### [Work to do]
The data below is to be returned in full and exactly.

Data entries:
□ □ □
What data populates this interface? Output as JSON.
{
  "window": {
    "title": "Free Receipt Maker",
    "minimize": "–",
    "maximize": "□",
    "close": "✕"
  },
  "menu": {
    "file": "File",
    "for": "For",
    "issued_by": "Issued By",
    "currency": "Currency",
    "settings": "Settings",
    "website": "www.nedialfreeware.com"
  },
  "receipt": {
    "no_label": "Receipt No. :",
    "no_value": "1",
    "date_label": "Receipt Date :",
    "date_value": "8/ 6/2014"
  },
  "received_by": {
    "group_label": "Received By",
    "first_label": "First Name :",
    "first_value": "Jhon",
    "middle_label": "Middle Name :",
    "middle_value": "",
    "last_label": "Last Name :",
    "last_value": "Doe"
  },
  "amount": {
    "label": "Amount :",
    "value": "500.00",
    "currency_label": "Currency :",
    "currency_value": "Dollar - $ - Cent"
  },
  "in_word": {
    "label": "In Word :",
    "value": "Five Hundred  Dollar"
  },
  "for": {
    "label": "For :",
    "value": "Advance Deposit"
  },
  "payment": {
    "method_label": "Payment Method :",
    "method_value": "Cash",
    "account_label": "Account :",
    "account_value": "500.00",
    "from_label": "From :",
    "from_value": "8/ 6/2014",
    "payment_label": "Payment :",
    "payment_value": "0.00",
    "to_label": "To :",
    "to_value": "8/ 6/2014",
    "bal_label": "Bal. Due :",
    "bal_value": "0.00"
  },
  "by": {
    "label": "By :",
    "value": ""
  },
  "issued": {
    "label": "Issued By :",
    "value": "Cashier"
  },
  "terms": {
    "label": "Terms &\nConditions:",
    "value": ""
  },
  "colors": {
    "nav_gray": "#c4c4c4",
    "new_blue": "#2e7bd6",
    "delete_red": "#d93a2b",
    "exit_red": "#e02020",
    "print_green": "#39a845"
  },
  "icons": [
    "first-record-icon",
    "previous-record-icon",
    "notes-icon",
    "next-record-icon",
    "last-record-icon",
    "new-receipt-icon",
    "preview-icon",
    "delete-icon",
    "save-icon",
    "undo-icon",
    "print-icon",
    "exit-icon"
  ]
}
□ □ □
### [Result for this task]
What data populates this interface? Output as JSON.
{
  "window": {
    "title": "Free Receipt Maker",
    "minimize": "–",
    "maximize": "□",
    "close": "✕"
  },
  "menu": {
    "file": "File",
    "for": "For",
    "issued_by": "Issued By",
    "currency": "Currency",
    "settings": "Settings",
    "website": "www.nedialfreeware.com"
  },
  "receipt": {
    "no_label": "Receipt No. :",
    "no_value": "1",
    "date_label": "Receipt Date :",
    "date_value": "8/ 6/2014"
  },
  "received_by": {
    "group_label": "Received By",
    "first_label": "First Name :",
    "first_value": "Jhon",
    "middle_label": "Middle Name :",
    "middle_value": "",
    "last_label": "Last Name :",
    "last_value": "Doe"
  },
  "amount": {
    "label": "Amount :",
    "value": "500.00",
    "currency_label": "Currency :",
    "currency_value": "Dollar - $ - Cent"
  },
  "in_word": {
    "label": "In Word :",
    "value": "Five Hundred  Dollar"
  },
  "for": {
    "label": "For :",
    "value": "Advance Deposit"
  },
  "payment": {
    "method_label": "Payment Method :",
    "method_value": "Cash",
    "account_label": "Account :",
    "account_value": "500.00",
    "from_label": "From :",
    "from_value": "8/ 6/2014",
    "payment_label": "Payment :",
    "payment_value": "0.00",
    "to_label": "To :",
    "to_value": "8/ 6/2014",
    "bal_label": "Bal. Due :",
    "bal_value": "0.00"
  },
  "by": {
    "label": "By :",
    "value": ""
  },
  "issued": {
    "label": "Issued By :",
    "value": "Cashier"
  },
  "terms": {
    "label": "Terms &\nConditions:",
    "value": ""
  },
  "colors": {
    "nav_gray": "#c4c4c4",
    "new_blue": "#2e7bd6",
    "delete_red": "#d93a2b",
    "exit_red": "#e02020",
    "print_green": "#39a845"
  },
  "icons": [
    "first-record-icon",
    "previous-record-icon",
    "notes-icon",
    "next-record-icon",
    "last-record-icon",
    "new-receipt-icon",
    "preview-icon",
    "delete-icon",
    "save-icon",
    "undo-icon",
    "print-icon",
    "exit-icon"
  ]
}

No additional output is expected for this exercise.